* BEGIN MATERIAL PROVIDED *
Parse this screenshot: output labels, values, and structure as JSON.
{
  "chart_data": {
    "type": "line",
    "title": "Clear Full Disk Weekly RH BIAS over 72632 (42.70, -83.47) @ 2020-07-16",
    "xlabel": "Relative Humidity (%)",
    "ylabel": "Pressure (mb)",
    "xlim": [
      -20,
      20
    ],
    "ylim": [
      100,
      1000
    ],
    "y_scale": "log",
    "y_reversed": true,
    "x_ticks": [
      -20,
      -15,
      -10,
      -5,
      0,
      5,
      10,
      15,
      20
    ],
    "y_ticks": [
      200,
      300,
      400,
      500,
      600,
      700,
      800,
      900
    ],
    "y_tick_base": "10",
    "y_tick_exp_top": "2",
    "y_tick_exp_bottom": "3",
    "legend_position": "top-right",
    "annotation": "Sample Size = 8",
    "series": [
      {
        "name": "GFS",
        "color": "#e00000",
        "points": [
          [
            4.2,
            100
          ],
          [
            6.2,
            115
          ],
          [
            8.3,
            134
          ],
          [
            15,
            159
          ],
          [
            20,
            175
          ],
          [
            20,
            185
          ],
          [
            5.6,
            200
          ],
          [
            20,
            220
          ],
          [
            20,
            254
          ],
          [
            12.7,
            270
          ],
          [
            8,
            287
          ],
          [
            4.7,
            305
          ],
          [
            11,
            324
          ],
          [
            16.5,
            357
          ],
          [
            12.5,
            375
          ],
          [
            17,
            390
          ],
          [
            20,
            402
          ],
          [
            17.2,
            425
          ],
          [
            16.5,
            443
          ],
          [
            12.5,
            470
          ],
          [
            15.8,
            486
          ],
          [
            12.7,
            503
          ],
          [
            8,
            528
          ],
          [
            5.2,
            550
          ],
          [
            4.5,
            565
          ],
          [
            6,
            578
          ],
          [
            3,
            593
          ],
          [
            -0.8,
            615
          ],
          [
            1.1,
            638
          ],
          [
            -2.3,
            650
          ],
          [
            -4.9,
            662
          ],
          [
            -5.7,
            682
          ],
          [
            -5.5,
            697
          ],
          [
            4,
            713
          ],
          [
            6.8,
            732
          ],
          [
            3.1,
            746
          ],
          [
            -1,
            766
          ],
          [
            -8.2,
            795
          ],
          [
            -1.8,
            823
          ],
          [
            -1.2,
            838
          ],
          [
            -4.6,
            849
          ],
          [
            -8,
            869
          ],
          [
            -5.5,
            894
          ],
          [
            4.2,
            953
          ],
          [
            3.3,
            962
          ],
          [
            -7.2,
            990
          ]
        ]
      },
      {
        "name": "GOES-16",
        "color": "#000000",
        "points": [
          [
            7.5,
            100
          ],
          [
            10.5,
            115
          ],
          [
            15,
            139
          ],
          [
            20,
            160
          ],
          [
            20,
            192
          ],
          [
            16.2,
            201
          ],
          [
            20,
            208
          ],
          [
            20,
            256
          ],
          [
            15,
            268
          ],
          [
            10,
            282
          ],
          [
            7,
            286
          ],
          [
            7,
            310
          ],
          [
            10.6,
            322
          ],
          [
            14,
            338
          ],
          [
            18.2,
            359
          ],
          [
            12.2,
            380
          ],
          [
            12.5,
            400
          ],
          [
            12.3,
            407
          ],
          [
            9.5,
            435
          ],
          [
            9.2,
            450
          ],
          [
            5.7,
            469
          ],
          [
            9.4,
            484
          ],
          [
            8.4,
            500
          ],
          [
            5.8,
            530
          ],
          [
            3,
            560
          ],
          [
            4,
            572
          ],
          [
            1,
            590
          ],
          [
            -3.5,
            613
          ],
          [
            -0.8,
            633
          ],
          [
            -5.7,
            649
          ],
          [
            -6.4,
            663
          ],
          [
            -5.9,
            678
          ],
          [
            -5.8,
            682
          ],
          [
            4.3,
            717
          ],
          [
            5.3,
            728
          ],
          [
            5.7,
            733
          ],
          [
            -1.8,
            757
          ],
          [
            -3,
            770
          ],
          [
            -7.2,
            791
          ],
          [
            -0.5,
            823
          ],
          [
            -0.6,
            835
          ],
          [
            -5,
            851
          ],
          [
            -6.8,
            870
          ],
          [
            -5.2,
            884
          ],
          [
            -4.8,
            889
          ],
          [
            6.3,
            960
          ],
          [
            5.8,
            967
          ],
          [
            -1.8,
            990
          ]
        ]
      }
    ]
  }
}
* END MATERIAL PROVIDED *
GIVEN INSTRUCTION:
Copy all data exactly, start to finish.

ANSWER TO THIS EXERCISE:
Parse this screenshot: output labels, values, and structure as JSON.
{
  "chart_data": {
    "type": "line",
    "title": "Clear Full Disk Weekly RH BIAS over 72632 (42.70, -83.47) @ 2020-07-16",
    "xlabel": "Relative Humidity (%)",
    "ylabel": "Pressure (mb)",
    "xlim": [
      -20,
      20
    ],
    "ylim": [
      100,
      1000
    ],
    "y_scale": "log",
    "y_reversed": true,
    "x_ticks": [
      -20,
      -15,
      -10,
      -5,
      0,
      5,
      10,
      15,
      20
    ],
    "y_ticks": [
      200,
      300,
      400,
      500,
      600,
      700,
      800,
      900
    ],
    "y_tick_base": "10",
    "y_tick_exp_top": "2",
    "y_tick_exp_bottom": "3",
    "legend_position": "top-right",
    "annotation": "Sample Size = 8",
    "series": [
      {
        "name": "GFS",
        "color": "#e00000",
        "points": [
          [
            4.2,
            100
          ],
          [
            6.2,
            115
          ],
          [
            8.3,
            134
          ],
          [
            15,
            159
          ],
          [
            20,
            175
          ],
          [
            20,
            185
          ],
          [
            5.6,
            200
          ],
          [
            20,
            220
          ],
          [
            20,
            254
          ],
          [
            12.7,
            270
          ],
          [
            8,
            287
          ],
          [
            4.7,
            305
          ],
          [
            11,
            324
          ],
          [
            16.5,
            357
          ],
          [
            12.5,
            375
          ],
          [
            17,
            390
          ],
          [
            20,
            402
          ],
          [
            17.2,
            425
          ],
          [
            16.5,
            443
          ],
          [
            12.5,
            470
          ],
          [
            15.8,
            486
          ],
          [
            12.7,
            503
          ],
          [
            8,
            528
          ],
          [
            5.2,
            550
          ],
          [
            4.5,
            565
          ],
          [
            6,
            578
          ],
          [
            3,
            593
          ],
          [
            -0.8,
            615
          ],
          [
            1.1,
            638
          ],
          [
            -2.3,
            650
          ],
          [
            -4.9,
            662
          ],
          [
            -5.7,
            682
          ],
          [
            -5.5,
            697
          ],
          [
            4,
            713
          ],
          [
            6.8,
            732
          ],
          [
            3.1,
            746
          ],
          [
            -1,
            766
          ],
          [
            -8.2,
            795
          ],
          [
            -1.8,
            823
          ],
          [
            -1.2,
            838
          ],
          [
            -4.6,
            849
          ],
          [
            -8,
            869
          ],
          [
            -5.5,
            894
          ],
          [
            4.2,
            953
          ],
          [
            3.3,
            962
          ],
          [
            -7.2,
            990
          ]
        ]
      },
      {
        "name": "GOES-16",
        "color": "#000000",
        "points": [
          [
            7.5,
            100
          ],
          [
            10.5,
            115
          ],
          [
            15,
            139
          ],
          [
            20,
            160
          ],
          [
            20,
            192
          ],
          [
            16.2,
            201
          ],
          [
            20,
            208
          ],
          [
            20,
            256
          ],
          [
            15,
            268
          ],
          [
            10,
            282
          ],
          [
            7,
            286
          ],
          [
            7,
            310
          ],
          [
            10.6,
            322
          ],
          [
            14,
            338
          ],
          [
            18.2,
            359
          ],
          [
            12.2,
            380
          ],
          [
            12.5,
            400
          ],
          [
            12.3,
            407
          ],
          [
            9.5,
            435
          ],
          [
            9.2,
            450
          ],
          [
            5.7,
            469
          ],
          [
            9.4,
            484
          ],
          [
            8.4,
            500
          ],
          [
            5.8,
            530
          ],
          [
            3,
            560
          ],
          [
            4,
            572
          ],
          [
            1,
            590
          ],
          [
            -3.5,
            613
          ],
          [
            -0.8,
            633
          ],
          [
            -5.7,
            649
          ],
          [
            -6.4,
            663
          ],
          [
            -5.9,
            678
          ],
          [
            -5.8,
            682
          ],
          [
            4.3,
            717
          ],
          [
            5.3,
            728
          ],
          [
            5.7,
            733
          ],
          [
            -1.8,
            757
          ],
          [
            -3,
            770
          ],
          [
            -7.2,
            791
          ],
          [
            -0.5,
            823
          ],
          [
            -0.6,
            835
          ],
          [
            -5,
            851
          ],
          [
            -6.8,
            870
          ],
          [
            -5.2,
            884
          ],
          [
            -4.8,
            889
          ],
          [
            6.3,
            960
          ],
          [
            5.8,
            967
          ],
          [
            -1.8,
            990
          ]
        ]
      }
    ]
  }
}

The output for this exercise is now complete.